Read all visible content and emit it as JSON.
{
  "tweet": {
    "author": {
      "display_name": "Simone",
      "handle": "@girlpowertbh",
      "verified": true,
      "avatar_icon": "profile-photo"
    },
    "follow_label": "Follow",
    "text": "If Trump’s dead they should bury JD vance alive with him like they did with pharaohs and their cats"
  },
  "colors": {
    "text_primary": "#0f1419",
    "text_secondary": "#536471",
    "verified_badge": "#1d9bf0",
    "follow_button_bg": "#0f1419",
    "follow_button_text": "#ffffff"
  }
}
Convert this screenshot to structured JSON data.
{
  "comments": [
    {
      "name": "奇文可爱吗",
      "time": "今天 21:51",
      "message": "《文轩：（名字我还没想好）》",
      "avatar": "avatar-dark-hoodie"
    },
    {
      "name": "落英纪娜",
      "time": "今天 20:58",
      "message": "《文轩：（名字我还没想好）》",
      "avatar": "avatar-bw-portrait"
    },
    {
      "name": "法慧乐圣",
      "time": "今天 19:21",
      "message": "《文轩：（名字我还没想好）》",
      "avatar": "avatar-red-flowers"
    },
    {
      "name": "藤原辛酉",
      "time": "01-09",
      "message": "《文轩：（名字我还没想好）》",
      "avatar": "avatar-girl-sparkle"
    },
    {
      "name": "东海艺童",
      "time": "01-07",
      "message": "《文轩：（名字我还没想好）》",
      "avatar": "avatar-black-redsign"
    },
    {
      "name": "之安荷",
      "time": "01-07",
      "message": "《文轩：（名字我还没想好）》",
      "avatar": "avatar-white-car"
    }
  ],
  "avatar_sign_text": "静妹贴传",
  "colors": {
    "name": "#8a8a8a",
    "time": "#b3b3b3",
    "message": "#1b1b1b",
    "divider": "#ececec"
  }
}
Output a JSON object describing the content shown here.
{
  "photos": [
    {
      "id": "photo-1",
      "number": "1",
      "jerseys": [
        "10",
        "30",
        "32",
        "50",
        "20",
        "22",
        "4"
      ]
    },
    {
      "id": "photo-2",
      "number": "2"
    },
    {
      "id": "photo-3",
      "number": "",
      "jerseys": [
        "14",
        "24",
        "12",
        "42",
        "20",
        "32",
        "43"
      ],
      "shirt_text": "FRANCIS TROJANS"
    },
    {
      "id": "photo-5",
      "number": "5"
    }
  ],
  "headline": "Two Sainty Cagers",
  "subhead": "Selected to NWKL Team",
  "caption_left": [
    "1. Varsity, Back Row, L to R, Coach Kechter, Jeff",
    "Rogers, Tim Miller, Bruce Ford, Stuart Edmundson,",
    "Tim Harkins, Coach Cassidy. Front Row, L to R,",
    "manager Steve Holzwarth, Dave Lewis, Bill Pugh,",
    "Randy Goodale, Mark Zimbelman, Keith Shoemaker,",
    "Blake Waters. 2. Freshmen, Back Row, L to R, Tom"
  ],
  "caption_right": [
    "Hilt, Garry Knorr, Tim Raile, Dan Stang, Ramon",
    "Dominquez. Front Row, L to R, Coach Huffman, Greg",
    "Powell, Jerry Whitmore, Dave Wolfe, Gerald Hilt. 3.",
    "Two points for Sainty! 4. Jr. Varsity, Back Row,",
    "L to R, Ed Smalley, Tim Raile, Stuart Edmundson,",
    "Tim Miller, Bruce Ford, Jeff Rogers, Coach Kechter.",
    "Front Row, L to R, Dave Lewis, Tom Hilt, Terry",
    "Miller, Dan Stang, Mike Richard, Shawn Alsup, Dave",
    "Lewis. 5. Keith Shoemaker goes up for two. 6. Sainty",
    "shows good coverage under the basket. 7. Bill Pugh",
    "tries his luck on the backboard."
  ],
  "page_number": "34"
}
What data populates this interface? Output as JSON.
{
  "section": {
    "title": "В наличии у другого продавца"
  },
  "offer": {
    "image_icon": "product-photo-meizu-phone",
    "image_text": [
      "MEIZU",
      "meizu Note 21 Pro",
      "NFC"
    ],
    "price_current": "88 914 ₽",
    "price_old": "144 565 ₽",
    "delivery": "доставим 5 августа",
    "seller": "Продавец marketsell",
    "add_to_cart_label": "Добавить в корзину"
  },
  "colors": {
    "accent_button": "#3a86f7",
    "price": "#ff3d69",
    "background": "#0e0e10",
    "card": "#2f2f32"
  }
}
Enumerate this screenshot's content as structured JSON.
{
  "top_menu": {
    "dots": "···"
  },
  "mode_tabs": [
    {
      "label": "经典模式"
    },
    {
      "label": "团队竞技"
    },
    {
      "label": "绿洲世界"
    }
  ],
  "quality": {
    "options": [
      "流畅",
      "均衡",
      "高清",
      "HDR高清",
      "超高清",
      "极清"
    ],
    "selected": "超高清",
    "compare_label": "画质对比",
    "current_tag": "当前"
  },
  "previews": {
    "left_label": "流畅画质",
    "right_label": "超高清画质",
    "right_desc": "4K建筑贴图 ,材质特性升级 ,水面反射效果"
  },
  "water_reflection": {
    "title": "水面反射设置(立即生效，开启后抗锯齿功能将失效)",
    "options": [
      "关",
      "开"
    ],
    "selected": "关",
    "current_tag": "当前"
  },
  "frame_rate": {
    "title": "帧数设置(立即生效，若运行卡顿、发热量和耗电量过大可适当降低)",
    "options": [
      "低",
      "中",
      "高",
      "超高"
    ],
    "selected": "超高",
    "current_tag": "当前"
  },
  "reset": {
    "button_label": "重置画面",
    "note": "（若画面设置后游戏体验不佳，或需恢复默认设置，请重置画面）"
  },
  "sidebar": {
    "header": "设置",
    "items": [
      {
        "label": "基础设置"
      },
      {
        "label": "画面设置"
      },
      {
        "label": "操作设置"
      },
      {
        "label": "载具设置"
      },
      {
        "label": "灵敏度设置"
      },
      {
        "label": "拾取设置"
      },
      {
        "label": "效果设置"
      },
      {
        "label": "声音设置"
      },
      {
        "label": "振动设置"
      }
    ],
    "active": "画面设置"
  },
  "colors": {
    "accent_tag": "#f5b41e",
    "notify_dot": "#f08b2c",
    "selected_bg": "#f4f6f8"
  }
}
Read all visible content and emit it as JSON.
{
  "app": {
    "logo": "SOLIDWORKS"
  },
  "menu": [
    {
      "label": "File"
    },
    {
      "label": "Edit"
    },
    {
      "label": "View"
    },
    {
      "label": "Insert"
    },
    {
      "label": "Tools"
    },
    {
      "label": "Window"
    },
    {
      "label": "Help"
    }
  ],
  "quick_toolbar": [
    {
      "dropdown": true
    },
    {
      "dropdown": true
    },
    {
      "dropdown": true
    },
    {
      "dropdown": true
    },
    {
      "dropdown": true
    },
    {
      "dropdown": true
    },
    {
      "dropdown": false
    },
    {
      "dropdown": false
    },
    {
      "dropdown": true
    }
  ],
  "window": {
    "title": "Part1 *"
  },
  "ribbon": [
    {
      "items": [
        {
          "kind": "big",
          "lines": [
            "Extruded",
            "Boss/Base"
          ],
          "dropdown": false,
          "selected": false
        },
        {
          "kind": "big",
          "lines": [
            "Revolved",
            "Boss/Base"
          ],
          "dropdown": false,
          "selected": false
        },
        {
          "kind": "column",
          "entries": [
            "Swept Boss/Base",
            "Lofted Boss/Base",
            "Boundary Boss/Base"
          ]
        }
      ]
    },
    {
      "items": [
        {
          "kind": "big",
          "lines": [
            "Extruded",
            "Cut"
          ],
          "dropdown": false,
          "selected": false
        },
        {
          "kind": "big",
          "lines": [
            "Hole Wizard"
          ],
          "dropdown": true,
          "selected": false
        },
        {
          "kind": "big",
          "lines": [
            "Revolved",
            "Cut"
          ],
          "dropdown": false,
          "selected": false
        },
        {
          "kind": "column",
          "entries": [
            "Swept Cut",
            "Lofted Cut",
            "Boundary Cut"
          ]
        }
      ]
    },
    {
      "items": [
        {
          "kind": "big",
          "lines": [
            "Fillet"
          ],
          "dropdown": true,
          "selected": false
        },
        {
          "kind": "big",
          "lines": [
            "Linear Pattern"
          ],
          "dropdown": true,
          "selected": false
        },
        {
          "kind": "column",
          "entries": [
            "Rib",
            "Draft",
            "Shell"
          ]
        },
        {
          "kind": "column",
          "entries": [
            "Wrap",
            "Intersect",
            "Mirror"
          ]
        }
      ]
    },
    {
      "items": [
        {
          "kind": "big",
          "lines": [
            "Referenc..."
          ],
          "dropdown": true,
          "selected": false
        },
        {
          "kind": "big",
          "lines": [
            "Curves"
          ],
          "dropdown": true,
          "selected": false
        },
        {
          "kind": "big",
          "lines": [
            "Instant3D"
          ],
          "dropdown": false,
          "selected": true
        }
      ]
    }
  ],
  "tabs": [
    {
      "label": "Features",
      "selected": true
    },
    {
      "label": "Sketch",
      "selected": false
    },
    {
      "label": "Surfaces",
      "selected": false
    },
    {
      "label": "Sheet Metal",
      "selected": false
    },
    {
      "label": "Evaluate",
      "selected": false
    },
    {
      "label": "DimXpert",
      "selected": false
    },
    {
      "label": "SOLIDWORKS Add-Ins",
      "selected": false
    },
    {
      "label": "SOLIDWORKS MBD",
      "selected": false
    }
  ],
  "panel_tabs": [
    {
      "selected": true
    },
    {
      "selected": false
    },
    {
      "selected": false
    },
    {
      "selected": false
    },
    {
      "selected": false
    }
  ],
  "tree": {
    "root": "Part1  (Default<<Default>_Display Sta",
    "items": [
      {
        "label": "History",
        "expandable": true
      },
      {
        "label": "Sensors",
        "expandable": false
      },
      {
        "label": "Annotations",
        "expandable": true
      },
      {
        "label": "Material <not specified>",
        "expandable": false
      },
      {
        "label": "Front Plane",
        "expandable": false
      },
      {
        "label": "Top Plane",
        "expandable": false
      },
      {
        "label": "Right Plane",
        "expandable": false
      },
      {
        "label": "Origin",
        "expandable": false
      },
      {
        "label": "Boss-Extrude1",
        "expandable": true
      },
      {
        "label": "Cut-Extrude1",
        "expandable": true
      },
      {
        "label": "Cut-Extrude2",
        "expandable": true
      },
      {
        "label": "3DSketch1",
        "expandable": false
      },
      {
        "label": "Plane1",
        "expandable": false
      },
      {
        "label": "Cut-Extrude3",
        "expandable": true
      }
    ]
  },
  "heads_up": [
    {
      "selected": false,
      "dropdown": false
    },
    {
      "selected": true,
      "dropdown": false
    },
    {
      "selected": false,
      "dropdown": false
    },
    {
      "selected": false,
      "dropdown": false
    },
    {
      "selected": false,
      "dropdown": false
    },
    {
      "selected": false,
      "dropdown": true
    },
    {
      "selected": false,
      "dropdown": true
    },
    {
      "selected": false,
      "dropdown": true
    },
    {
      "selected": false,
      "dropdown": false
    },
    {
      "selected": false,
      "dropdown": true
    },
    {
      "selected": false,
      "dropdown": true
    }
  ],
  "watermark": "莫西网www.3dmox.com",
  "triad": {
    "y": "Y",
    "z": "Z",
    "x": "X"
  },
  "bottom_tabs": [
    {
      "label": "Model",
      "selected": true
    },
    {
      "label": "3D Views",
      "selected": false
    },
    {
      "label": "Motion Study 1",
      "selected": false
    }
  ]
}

What this task involves –
Report the number of lines in the entries above that include the string "Shoemaker". Give nothing but the number.

Expected answer –
2